• Aim
Assemble all lines in which the string "this" appears.

• Material shown

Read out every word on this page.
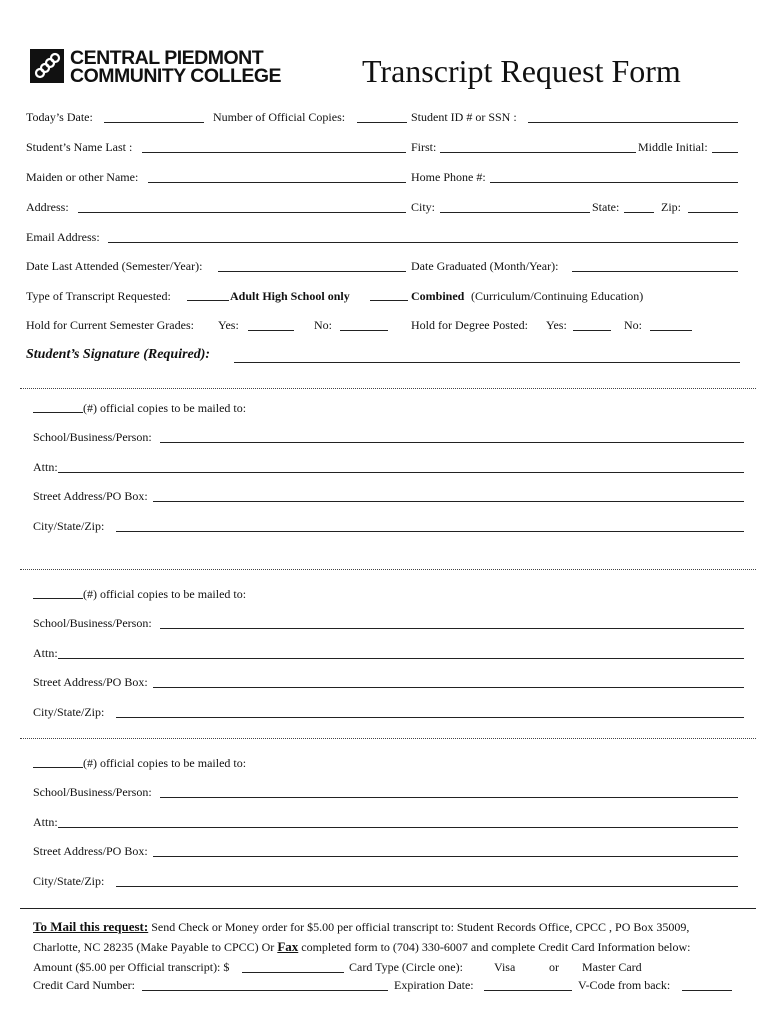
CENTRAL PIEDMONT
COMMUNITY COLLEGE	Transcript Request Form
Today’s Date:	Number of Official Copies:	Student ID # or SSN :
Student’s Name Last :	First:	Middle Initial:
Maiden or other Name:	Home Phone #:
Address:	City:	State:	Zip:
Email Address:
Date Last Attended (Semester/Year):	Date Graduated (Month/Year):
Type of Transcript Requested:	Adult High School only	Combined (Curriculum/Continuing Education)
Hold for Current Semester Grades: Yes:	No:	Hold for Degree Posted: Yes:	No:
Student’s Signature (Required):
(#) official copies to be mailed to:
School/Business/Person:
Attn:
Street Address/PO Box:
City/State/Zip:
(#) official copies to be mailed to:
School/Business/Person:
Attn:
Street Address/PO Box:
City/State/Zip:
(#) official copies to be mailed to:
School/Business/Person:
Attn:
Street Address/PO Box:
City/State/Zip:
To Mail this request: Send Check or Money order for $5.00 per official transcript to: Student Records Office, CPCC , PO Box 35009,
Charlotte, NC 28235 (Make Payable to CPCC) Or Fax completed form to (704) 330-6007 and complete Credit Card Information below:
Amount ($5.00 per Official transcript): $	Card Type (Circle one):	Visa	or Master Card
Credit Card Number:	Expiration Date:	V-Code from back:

• Output of the exercise
Read out every word on this page.
To Mail this request: Send Check or Money order for $5.00 per official transcript to: Student Records Office, CPCC , PO Box 35009,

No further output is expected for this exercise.